§ WHAT THIS TASK INVOLVES: Copy every line of the entries below word for word, leaving out the pictures.

— Begin RECORDS SHOWN —

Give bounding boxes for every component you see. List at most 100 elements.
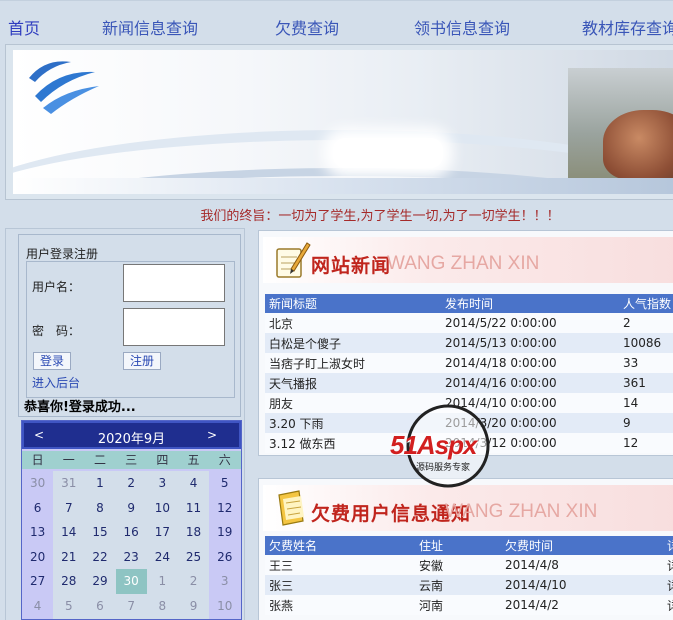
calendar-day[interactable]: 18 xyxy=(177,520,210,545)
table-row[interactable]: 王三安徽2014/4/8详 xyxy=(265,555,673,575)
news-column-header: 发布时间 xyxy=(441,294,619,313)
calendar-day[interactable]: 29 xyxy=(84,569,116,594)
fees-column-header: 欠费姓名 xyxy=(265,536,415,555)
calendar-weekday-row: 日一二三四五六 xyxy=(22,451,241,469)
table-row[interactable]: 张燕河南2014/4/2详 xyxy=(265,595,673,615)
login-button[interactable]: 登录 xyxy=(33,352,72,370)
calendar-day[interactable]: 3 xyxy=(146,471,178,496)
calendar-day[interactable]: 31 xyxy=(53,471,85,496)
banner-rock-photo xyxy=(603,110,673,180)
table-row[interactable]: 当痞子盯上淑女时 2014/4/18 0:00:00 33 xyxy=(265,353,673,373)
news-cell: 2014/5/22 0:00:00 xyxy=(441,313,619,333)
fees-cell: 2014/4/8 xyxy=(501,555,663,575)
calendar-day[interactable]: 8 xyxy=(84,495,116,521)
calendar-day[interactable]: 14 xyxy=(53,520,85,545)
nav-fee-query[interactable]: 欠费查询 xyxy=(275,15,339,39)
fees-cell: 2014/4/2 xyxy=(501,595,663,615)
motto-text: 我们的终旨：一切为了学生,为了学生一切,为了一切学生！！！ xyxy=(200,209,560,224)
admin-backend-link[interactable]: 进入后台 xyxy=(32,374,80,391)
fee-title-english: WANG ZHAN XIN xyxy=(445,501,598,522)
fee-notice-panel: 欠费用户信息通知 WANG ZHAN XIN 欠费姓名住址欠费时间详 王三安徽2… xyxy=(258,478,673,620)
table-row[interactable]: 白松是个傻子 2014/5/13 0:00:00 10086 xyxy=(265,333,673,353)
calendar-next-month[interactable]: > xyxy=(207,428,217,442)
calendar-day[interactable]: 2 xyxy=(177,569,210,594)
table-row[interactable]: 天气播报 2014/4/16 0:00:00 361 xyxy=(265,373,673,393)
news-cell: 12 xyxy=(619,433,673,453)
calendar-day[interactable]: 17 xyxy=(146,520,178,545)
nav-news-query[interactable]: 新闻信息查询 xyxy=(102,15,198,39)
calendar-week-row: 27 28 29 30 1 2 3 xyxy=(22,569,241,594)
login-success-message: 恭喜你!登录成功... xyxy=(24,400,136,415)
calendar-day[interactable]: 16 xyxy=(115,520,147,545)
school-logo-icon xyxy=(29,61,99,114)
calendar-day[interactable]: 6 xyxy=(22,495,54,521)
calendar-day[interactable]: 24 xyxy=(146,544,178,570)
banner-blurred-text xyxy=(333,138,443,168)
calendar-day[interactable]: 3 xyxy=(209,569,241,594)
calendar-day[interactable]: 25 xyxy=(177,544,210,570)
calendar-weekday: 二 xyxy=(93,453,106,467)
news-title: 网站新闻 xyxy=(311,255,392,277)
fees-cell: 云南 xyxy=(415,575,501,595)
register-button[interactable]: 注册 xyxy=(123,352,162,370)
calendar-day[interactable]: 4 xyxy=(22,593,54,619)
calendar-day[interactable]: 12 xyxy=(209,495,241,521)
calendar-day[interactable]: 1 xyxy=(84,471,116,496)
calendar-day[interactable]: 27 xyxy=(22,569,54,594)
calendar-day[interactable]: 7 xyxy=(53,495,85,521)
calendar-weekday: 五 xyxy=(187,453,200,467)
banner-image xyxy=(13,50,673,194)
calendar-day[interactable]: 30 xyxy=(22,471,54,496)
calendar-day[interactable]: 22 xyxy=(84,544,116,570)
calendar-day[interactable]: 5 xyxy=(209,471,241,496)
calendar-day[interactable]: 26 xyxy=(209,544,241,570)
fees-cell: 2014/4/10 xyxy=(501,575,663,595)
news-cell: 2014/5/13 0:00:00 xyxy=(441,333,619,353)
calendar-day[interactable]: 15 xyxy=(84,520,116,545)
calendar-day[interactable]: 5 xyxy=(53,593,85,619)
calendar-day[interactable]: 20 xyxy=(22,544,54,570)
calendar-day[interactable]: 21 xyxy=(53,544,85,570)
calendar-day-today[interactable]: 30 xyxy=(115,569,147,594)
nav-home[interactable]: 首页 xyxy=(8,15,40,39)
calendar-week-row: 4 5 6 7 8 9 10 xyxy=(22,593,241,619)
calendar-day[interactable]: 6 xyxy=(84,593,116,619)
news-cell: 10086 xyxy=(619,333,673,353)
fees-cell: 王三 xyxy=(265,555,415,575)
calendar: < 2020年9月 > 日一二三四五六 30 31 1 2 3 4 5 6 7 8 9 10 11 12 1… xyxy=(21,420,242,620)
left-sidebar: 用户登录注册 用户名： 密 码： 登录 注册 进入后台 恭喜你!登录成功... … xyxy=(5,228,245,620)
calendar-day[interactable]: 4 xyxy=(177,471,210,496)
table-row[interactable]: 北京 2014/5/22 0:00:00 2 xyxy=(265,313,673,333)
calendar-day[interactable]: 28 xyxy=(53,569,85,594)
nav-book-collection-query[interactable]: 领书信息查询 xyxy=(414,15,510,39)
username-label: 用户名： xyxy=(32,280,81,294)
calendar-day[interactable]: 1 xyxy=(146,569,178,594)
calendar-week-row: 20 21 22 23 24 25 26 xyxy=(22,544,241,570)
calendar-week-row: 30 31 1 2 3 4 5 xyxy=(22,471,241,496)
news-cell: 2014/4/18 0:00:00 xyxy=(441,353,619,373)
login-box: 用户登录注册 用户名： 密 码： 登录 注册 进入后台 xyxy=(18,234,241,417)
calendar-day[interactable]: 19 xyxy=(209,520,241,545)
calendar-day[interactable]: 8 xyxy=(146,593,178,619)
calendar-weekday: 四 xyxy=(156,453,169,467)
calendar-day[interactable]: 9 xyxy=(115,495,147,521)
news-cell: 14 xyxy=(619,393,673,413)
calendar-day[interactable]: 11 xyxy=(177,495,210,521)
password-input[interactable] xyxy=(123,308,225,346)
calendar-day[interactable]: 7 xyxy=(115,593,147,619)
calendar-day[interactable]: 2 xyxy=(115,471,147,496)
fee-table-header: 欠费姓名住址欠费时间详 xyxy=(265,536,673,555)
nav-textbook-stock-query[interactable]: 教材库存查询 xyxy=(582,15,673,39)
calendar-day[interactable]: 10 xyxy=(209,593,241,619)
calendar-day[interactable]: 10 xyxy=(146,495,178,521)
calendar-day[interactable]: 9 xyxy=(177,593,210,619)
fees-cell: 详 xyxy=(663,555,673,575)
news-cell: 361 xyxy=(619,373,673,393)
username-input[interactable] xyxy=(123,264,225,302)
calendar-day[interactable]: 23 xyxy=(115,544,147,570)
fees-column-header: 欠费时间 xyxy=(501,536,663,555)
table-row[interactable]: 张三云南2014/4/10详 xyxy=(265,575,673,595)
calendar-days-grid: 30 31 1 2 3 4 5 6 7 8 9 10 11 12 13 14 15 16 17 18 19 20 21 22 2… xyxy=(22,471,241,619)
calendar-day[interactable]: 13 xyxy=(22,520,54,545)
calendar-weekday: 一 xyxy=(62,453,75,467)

— End RECORDS SHOWN —

§ EXERCISE ANSWER:
Give bounding boxes for every component you see. List at most 100 elements.
calendar-day[interactable]: 18 xyxy=(177,520,210,545)
table-row[interactable]: 王三安徽2014/4/8详 xyxy=(265,555,673,575)
news-column-header: 发布时间 xyxy=(441,294,619,313)
calendar-day[interactable]: 29 xyxy=(84,569,116,594)
fees-column-header: 欠费姓名 xyxy=(265,536,415,555)
calendar-weekday-row: 日一二三四五六 xyxy=(22,451,241,469)
table-row[interactable]: 张燕河南2014/4/2详 xyxy=(265,595,673,615)
login-button[interactable]: 登录 xyxy=(33,352,72,370)
calendar-day[interactable]: 3 xyxy=(146,471,178,496)
calendar-day[interactable]: 31 xyxy=(53,471,85,496)
banner-rock-photo xyxy=(603,110,673,180)
table-row[interactable]: 当痞子盯上淑女时 2014/4/18 0:00:00 33 xyxy=(265,353,673,373)
news-cell: 2014/5/22 0:00:00 xyxy=(441,313,619,333)
fees-cell: 2014/4/8 xyxy=(501,555,663,575)
calendar-day[interactable]: 8 xyxy=(84,495,116,521)
calendar-day[interactable]: 14 xyxy=(53,520,85,545)
nav-fee-query[interactable]: 欠费查询 xyxy=(275,15,339,39)
fees-cell: 2014/4/2 xyxy=(501,595,663,615)
motto-text: 我们的终旨：一切为了学生,为了学生一切,为了一切学生！！！ xyxy=(200,209,560,224)
admin-backend-link[interactable]: 进入后台 xyxy=(32,374,80,391)
fee-title-english: WANG ZHAN XIN xyxy=(445,501,598,522)
fee-notice-panel: 欠费用户信息通知 WANG ZHAN XIN 欠费姓名住址欠费时间详 王三安徽2… xyxy=(258,478,673,620)
table-row[interactable]: 白松是个傻子 2014/5/13 0:00:00 10086 xyxy=(265,333,673,353)
calendar-next-month[interactable]: > xyxy=(207,428,217,442)
calendar-day[interactable]: 2 xyxy=(177,569,210,594)
table-row[interactable]: 天气播报 2014/4/16 0:00:00 361 xyxy=(265,373,673,393)
news-cell: 12 xyxy=(619,433,673,453)
calendar-day[interactable]: 17 xyxy=(146,520,178,545)
nav-news-query[interactable]: 新闻信息查询 xyxy=(102,15,198,39)
calendar-week-row: 27 28 29 30 1 2 3 xyxy=(22,569,241,594)
login-success-message: 恭喜你!登录成功... xyxy=(24,400,136,415)
calendar-day[interactable]: 16 xyxy=(115,520,147,545)
school-logo-icon xyxy=(29,61,99,114)
calendar-day[interactable]: 6 xyxy=(22,495,54,521)
calendar-day[interactable]: 24 xyxy=(146,544,178,570)
banner-blurred-text xyxy=(333,138,443,168)
calendar-day[interactable]: 3 xyxy=(209,569,241,594)
calendar-day[interactable]: 25 xyxy=(177,544,210,570)
calendar-weekday: 二 xyxy=(93,453,106,467)
news-title: 网站新闻 xyxy=(311,255,392,277)
fees-cell: 云南 xyxy=(415,575,501,595)
register-button[interactable]: 注册 xyxy=(123,352,162,370)
calendar-day[interactable]: 4 xyxy=(22,593,54,619)
calendar-day[interactable]: 12 xyxy=(209,495,241,521)
calendar-day[interactable]: 1 xyxy=(84,471,116,496)
calendar-day[interactable]: 27 xyxy=(22,569,54,594)
calendar-day[interactable]: 7 xyxy=(53,495,85,521)
calendar-weekday: 五 xyxy=(187,453,200,467)
banner-image xyxy=(13,50,673,194)
calendar-day[interactable]: 30 xyxy=(22,471,54,496)
calendar-day[interactable]: 22 xyxy=(84,544,116,570)
calendar-day[interactable]: 5 xyxy=(209,471,241,496)
calendar-day[interactable]: 26 xyxy=(209,544,241,570)
fees-cell: 2014/4/10 xyxy=(501,575,663,595)
news-cell: 2014/5/13 0:00:00 xyxy=(441,333,619,353)
calendar-day[interactable]: 15 xyxy=(84,520,116,545)
calendar-day[interactable]: 5 xyxy=(53,593,85,619)
calendar-day[interactable]: 20 xyxy=(22,544,54,570)
calendar-day[interactable]: 21 xyxy=(53,544,85,570)
calendar-day-today[interactable]: 30 xyxy=(115,569,147,594)
nav-home[interactable]: 首页 xyxy=(8,15,40,39)
calendar-week-row: 4 5 6 7 8 9 10 xyxy=(22,593,241,619)
calendar-day[interactable]: 6 xyxy=(84,593,116,619)
news-cell: 10086 xyxy=(619,333,673,353)
fees-cell: 王三 xyxy=(265,555,415,575)
calendar: < 2020年9月 > 日一二三四五六 30 31 1 2 3 4 5 6 7 8 9 10 11 12 1… xyxy=(21,420,242,620)
left-sidebar: 用户登录注册 用户名： 密 码： 登录 注册 进入后台 恭喜你!登录成功... … xyxy=(5,228,245,620)
calendar-day[interactable]: 4 xyxy=(177,471,210,496)
table-row[interactable]: 北京 2014/5/22 0:00:00 2 xyxy=(265,313,673,333)
calendar-day[interactable]: 28 xyxy=(53,569,85,594)
nav-book-collection-query[interactable]: 领书信息查询 xyxy=(414,15,510,39)
username-label: 用户名： xyxy=(32,280,81,294)
calendar-day[interactable]: 1 xyxy=(146,569,178,594)
calendar-week-row: 20 21 22 23 24 25 26 xyxy=(22,544,241,570)
calendar-week-row: 30 31 1 2 3 4 5 xyxy=(22,471,241,496)
news-cell: 2014/4/18 0:00:00 xyxy=(441,353,619,373)
login-box: 用户登录注册 用户名： 密 码： 登录 注册 进入后台 xyxy=(18,234,241,417)
calendar-day[interactable]: 19 xyxy=(209,520,241,545)
calendar-day[interactable]: 8 xyxy=(146,593,178,619)
calendar-weekday: 四 xyxy=(156,453,169,467)
calendar-day[interactable]: 9 xyxy=(115,495,147,521)
news-cell: 14 xyxy=(619,393,673,413)
calendar-day[interactable]: 11 xyxy=(177,495,210,521)
password-input[interactable] xyxy=(123,308,225,346)
calendar-day[interactable]: 7 xyxy=(115,593,147,619)
calendar-day[interactable]: 2 xyxy=(115,471,147,496)
fee-table-header: 欠费姓名住址欠费时间详 xyxy=(265,536,673,555)
nav-textbook-stock-query[interactable]: 教材库存查询 xyxy=(582,15,673,39)
calendar-day[interactable]: 10 xyxy=(209,593,241,619)
calendar-day[interactable]: 10 xyxy=(146,495,178,521)
calendar-day[interactable]: 9 xyxy=(177,593,210,619)
fees-cell: 详 xyxy=(663,555,673,575)
news-cell: 361 xyxy=(619,373,673,393)
username-input[interactable] xyxy=(123,264,225,302)
calendar-day[interactable]: 23 xyxy=(115,544,147,570)
fees-column-header: 欠费时间 xyxy=(501,536,663,555)
table-row[interactable]: 张三云南2014/4/10详 xyxy=(265,575,673,595)
calendar-days-grid: 30 31 1 2 3 4 5 6 7 8 9 10 11 12 13 14 15 16 17 18 19 20 21 22 2… xyxy=(22,471,241,619)
calendar-day[interactable]: 13 xyxy=(22,520,54,545)
calendar-weekday: 一 xyxy=(62,453,75,467)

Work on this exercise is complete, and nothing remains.